→ GOAL
Every line below should be repeated exactly.

(Some records)
+ + + + + + +

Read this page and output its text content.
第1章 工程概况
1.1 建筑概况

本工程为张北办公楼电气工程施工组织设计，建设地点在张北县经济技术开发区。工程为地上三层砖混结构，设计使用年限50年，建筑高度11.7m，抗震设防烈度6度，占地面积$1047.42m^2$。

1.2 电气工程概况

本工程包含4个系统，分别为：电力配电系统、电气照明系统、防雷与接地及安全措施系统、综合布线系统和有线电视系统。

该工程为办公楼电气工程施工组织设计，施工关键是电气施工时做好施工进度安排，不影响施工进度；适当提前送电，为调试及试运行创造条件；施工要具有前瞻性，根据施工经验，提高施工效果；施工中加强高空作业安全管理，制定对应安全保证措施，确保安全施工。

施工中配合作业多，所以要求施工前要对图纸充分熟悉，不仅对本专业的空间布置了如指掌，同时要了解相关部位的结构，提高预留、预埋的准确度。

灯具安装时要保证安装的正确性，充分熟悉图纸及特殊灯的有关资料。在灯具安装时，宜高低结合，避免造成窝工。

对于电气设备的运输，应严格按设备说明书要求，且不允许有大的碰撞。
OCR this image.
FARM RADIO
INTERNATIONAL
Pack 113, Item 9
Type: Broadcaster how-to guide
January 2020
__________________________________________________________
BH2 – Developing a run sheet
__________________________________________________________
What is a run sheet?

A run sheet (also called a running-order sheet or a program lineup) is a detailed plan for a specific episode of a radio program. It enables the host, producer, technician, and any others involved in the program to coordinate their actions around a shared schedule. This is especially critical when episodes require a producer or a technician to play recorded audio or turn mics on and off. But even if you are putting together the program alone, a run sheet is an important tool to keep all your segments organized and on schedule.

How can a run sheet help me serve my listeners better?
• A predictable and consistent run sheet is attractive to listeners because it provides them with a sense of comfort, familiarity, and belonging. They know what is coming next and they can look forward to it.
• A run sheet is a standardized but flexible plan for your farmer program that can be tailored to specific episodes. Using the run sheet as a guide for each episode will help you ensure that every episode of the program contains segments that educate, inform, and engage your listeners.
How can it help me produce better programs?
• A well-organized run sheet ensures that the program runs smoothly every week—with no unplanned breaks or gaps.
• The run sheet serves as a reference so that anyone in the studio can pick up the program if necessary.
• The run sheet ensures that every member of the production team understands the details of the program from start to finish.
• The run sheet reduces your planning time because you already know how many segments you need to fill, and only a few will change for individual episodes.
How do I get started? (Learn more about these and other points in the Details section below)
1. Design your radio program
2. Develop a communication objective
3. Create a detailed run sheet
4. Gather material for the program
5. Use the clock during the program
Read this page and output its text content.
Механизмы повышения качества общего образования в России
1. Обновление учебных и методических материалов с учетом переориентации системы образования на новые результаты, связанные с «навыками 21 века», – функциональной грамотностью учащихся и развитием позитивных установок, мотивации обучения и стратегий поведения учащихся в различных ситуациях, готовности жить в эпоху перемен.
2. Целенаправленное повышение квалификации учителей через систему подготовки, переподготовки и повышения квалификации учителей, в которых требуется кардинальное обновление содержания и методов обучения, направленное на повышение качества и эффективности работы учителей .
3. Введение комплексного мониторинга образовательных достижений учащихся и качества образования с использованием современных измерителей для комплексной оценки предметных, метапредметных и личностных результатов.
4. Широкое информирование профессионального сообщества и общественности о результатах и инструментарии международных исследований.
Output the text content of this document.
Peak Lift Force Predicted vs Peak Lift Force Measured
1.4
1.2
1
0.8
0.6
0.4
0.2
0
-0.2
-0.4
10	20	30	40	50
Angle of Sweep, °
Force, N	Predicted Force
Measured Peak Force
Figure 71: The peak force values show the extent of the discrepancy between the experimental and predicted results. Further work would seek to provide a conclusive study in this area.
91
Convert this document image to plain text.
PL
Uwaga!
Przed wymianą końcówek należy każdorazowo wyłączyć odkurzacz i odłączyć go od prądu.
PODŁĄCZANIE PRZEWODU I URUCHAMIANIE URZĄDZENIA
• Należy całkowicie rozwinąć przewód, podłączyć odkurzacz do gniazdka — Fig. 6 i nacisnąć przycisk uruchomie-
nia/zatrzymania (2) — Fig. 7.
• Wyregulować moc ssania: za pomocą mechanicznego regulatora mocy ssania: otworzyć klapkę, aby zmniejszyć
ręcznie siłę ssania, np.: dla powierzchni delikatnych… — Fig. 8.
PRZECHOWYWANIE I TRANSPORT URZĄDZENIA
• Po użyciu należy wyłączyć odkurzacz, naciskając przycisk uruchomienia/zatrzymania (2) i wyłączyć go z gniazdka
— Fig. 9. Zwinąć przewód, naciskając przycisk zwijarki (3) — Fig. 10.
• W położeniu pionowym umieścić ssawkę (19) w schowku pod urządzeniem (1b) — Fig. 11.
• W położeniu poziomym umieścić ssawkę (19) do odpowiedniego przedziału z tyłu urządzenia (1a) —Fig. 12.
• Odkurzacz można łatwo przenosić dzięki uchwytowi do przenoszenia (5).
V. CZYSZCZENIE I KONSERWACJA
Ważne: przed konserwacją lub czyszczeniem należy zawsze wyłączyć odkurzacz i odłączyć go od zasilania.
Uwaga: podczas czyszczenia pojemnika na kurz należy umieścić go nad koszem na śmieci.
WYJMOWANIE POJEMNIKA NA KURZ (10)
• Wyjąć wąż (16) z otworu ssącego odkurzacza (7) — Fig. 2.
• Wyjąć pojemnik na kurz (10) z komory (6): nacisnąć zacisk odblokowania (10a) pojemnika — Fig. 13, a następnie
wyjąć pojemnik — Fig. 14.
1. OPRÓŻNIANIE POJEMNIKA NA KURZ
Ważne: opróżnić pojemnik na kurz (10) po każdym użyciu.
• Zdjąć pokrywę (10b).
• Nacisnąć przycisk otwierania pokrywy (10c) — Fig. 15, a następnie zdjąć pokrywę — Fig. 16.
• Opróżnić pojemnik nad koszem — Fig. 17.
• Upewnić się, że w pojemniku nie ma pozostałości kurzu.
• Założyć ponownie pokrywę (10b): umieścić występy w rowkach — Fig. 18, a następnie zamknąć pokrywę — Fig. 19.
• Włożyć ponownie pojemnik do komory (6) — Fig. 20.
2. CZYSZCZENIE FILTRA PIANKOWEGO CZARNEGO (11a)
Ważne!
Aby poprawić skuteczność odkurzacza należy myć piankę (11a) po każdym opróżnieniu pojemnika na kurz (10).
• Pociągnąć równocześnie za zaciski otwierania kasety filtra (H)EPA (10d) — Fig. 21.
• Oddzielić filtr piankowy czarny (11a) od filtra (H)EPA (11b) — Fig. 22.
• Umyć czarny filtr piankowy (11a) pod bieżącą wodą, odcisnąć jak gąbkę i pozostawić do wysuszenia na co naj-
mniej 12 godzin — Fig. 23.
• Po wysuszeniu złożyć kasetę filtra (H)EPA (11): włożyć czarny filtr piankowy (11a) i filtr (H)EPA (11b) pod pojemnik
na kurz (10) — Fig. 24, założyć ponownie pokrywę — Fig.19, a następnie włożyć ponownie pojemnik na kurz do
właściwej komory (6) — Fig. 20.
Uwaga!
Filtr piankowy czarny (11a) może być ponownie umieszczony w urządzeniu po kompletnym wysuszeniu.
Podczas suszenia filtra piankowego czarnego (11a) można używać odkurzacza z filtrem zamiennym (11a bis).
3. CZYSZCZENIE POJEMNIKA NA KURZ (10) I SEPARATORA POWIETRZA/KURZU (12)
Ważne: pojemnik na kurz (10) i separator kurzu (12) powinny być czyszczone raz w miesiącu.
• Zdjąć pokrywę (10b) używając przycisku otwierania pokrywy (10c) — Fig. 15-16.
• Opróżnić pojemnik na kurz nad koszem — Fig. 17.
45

+ + + + + + +

→ ANSWER TO THE PROBLEM
Read this page and output its text content.
第1章 工程概况
1.1 建筑概况

本工程为张北办公楼电气工程施工组织设计，建设地点在张北县经济技术开发区。工程为地上三层砖混结构，设计使用年限50年，建筑高度11.7m，抗震设防烈度6度，占地面积$1047.42m^2$。

1.2 电气工程概况

本工程包含4个系统，分别为：电力配电系统、电气照明系统、防雷与接地及安全措施系统、综合布线系统和有线电视系统。

该工程为办公楼电气工程施工组织设计，施工关键是电气施工时做好施工进度安排，不影响施工进度；适当提前送电，为调试及试运行创造条件；施工要具有前瞻性，根据施工经验，提高施工效果；施工中加强高空作业安全管理，制定对应安全保证措施，确保安全施工。

施工中配合作业多，所以要求施工前要对图纸充分熟悉，不仅对本专业的空间布置了如指掌，同时要了解相关部位的结构，提高预留、预埋的准确度。

灯具安装时要保证安装的正确性，充分熟悉图纸及特殊灯的有关资料。在灯具安装时，宜高低结合，避免造成窝工。

对于电气设备的运输，应严格按设备说明书要求，且不允许有大的碰撞。
OCR this image.
FARM RADIO
INTERNATIONAL
Pack 113, Item 9
Type: Broadcaster how-to guide
January 2020
__________________________________________________________
BH2 – Developing a run sheet
__________________________________________________________
What is a run sheet?

A run sheet (also called a running-order sheet or a program lineup) is a detailed plan for a specific episode of a radio program. It enables the host, producer, technician, and any others involved in the program to coordinate their actions around a shared schedule. This is especially critical when episodes require a producer or a technician to play recorded audio or turn mics on and off. But even if you are putting together the program alone, a run sheet is an important tool to keep all your segments organized and on schedule.

How can a run sheet help me serve my listeners better?
• A predictable and consistent run sheet is attractive to listeners because it provides them with a sense of comfort, familiarity, and belonging. They know what is coming next and they can look forward to it.
• A run sheet is a standardized but flexible plan for your farmer program that can be tailored to specific episodes. Using the run sheet as a guide for each episode will help you ensure that every episode of the program contains segments that educate, inform, and engage your listeners.
How can it help me produce better programs?
• A well-organized run sheet ensures that the program runs smoothly every week—with no unplanned breaks or gaps.
• The run sheet serves as a reference so that anyone in the studio can pick up the program if necessary.
• The run sheet ensures that every member of the production team understands the details of the program from start to finish.
• The run sheet reduces your planning time because you already know how many segments you need to fill, and only a few will change for individual episodes.
How do I get started? (Learn more about these and other points in the Details section below)
1. Design your radio program
2. Develop a communication objective
3. Create a detailed run sheet
4. Gather material for the program
5. Use the clock during the program
Read this page and output its text content.
Механизмы повышения качества общего образования в России
1. Обновление учебных и методических материалов с учетом переориентации системы образования на новые результаты, связанные с «навыками 21 века», – функциональной грамотностью учащихся и развитием позитивных установок, мотивации обучения и стратегий поведения учащихся в различных ситуациях, готовности жить в эпоху перемен.
2. Целенаправленное повышение квалификации учителей через систему подготовки, переподготовки и повышения квалификации учителей, в которых требуется кардинальное обновление содержания и методов обучения, направленное на повышение качества и эффективности работы учителей .
3. Введение комплексного мониторинга образовательных достижений учащихся и качества образования с использованием современных измерителей для комплексной оценки предметных, метапредметных и личностных результатов.
4. Широкое информирование профессионального сообщества и общественности о результатах и инструментарии международных исследований.
Output the text content of this document.
Peak Lift Force Predicted vs Peak Lift Force Measured
1.4
1.2
1
0.8
0.6
0.4
0.2
0
-0.2
-0.4
10	20	30	40	50
Angle of Sweep, °
Force, N	Predicted Force
Measured Peak Force
Figure 71: The peak force values show the extent of the discrepancy between the experimental and predicted results. Further work would seek to provide a conclusive study in this area.
91
Convert this document image to plain text.
PL
Uwaga!
Przed wymianą końcówek należy każdorazowo wyłączyć odkurzacz i odłączyć go od prądu.
PODŁĄCZANIE PRZEWODU I URUCHAMIANIE URZĄDZENIA
• Należy całkowicie rozwinąć przewód, podłączyć odkurzacz do gniazdka — Fig. 6 i nacisnąć przycisk uruchomie-
nia/zatrzymania (2) — Fig. 7.
• Wyregulować moc ssania: za pomocą mechanicznego regulatora mocy ssania: otworzyć klapkę, aby zmniejszyć
ręcznie siłę ssania, np.: dla powierzchni delikatnych… — Fig. 8.
PRZECHOWYWANIE I TRANSPORT URZĄDZENIA
• Po użyciu należy wyłączyć odkurzacz, naciskając przycisk uruchomienia/zatrzymania (2) i wyłączyć go z gniazdka
— Fig. 9. Zwinąć przewód, naciskając przycisk zwijarki (3) — Fig. 10.
• W położeniu pionowym umieścić ssawkę (19) w schowku pod urządzeniem (1b) — Fig. 11.
• W położeniu poziomym umieścić ssawkę (19) do odpowiedniego przedziału z tyłu urządzenia (1a) —Fig. 12.
• Odkurzacz można łatwo przenosić dzięki uchwytowi do przenoszenia (5).
V. CZYSZCZENIE I KONSERWACJA
Ważne: przed konserwacją lub czyszczeniem należy zawsze wyłączyć odkurzacz i odłączyć go od zasilania.
Uwaga: podczas czyszczenia pojemnika na kurz należy umieścić go nad koszem na śmieci.
WYJMOWANIE POJEMNIKA NA KURZ (10)
• Wyjąć wąż (16) z otworu ssącego odkurzacza (7) — Fig. 2.
• Wyjąć pojemnik na kurz (10) z komory (6): nacisnąć zacisk odblokowania (10a) pojemnika — Fig. 13, a następnie
wyjąć pojemnik — Fig. 14.
1. OPRÓŻNIANIE POJEMNIKA NA KURZ
Ważne: opróżnić pojemnik na kurz (10) po każdym użyciu.
• Zdjąć pokrywę (10b).
• Nacisnąć przycisk otwierania pokrywy (10c) — Fig. 15, a następnie zdjąć pokrywę — Fig. 16.
• Opróżnić pojemnik nad koszem — Fig. 17.
• Upewnić się, że w pojemniku nie ma pozostałości kurzu.
• Założyć ponownie pokrywę (10b): umieścić występy w rowkach — Fig. 18, a następnie zamknąć pokrywę — Fig. 19.
• Włożyć ponownie pojemnik do komory (6) — Fig. 20.
2. CZYSZCZENIE FILTRA PIANKOWEGO CZARNEGO (11a)
Ważne!
Aby poprawić skuteczność odkurzacza należy myć piankę (11a) po każdym opróżnieniu pojemnika na kurz (10).
• Pociągnąć równocześnie za zaciski otwierania kasety filtra (H)EPA (10d) — Fig. 21.
• Oddzielić filtr piankowy czarny (11a) od filtra (H)EPA (11b) — Fig. 22.
• Umyć czarny filtr piankowy (11a) pod bieżącą wodą, odcisnąć jak gąbkę i pozostawić do wysuszenia na co naj-
mniej 12 godzin — Fig. 23.
• Po wysuszeniu złożyć kasetę filtra (H)EPA (11): włożyć czarny filtr piankowy (11a) i filtr (H)EPA (11b) pod pojemnik
na kurz (10) — Fig. 24, założyć ponownie pokrywę — Fig.19, a następnie włożyć ponownie pojemnik na kurz do
właściwej komory (6) — Fig. 20.
Uwaga!
Filtr piankowy czarny (11a) może być ponownie umieszczony w urządzeniu po kompletnym wysuszeniu.
Podczas suszenia filtra piankowego czarnego (11a) można używać odkurzacza z filtrem zamiennym (11a bis).
3. CZYSZCZENIE POJEMNIKA NA KURZ (10) I SEPARATORA POWIETRZA/KURZU (12)
Ważne: pojemnik na kurz (10) i separator kurzu (12) powinny być czyszczone raz w miesiącu.
• Zdjąć pokrywę (10b) używając przycisku otwierania pokrywy (10c) — Fig. 15-16.
• Opróżnić pojemnik na kurz nad koszem — Fig. 17.
45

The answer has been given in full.